**TASK OBJECTIVE:**
Check each line of the data below for the word "Gorduras", then extract the ones that have it.

**DATA SUPPLIED:**
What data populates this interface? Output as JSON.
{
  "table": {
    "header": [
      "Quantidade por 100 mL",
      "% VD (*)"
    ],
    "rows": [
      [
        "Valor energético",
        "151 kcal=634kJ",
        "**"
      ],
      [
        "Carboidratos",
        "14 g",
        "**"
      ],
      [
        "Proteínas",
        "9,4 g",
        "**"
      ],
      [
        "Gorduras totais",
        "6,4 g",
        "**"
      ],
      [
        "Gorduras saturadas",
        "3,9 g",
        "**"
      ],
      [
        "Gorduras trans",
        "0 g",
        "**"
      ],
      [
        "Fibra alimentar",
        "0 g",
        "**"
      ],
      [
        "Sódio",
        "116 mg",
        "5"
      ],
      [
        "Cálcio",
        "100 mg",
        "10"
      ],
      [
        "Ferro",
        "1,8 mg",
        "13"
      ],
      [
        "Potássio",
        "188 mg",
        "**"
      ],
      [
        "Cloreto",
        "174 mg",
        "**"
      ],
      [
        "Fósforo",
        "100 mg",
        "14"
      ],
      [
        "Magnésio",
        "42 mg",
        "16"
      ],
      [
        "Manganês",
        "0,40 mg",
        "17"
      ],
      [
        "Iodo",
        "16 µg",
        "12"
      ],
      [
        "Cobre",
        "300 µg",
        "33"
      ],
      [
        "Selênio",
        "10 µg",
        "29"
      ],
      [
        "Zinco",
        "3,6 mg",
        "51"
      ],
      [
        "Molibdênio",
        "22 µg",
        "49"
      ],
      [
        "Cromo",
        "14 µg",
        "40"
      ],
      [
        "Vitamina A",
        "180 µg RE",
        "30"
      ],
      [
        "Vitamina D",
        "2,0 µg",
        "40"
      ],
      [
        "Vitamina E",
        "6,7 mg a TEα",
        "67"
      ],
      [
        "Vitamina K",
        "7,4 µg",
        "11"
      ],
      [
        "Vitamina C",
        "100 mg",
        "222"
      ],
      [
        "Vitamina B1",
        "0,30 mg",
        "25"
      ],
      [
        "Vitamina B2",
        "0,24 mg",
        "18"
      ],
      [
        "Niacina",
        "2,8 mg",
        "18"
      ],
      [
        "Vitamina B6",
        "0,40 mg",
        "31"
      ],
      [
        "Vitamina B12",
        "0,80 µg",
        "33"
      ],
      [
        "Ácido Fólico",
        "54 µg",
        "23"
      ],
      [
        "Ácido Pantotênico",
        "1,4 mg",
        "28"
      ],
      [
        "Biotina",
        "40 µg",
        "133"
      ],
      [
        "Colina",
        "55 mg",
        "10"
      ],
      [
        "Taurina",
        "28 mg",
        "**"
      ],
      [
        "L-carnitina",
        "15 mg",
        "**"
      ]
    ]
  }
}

**TASK RESPONSE:**
        "Gorduras totais",
        "Gorduras saturadas",
        "Gorduras trans",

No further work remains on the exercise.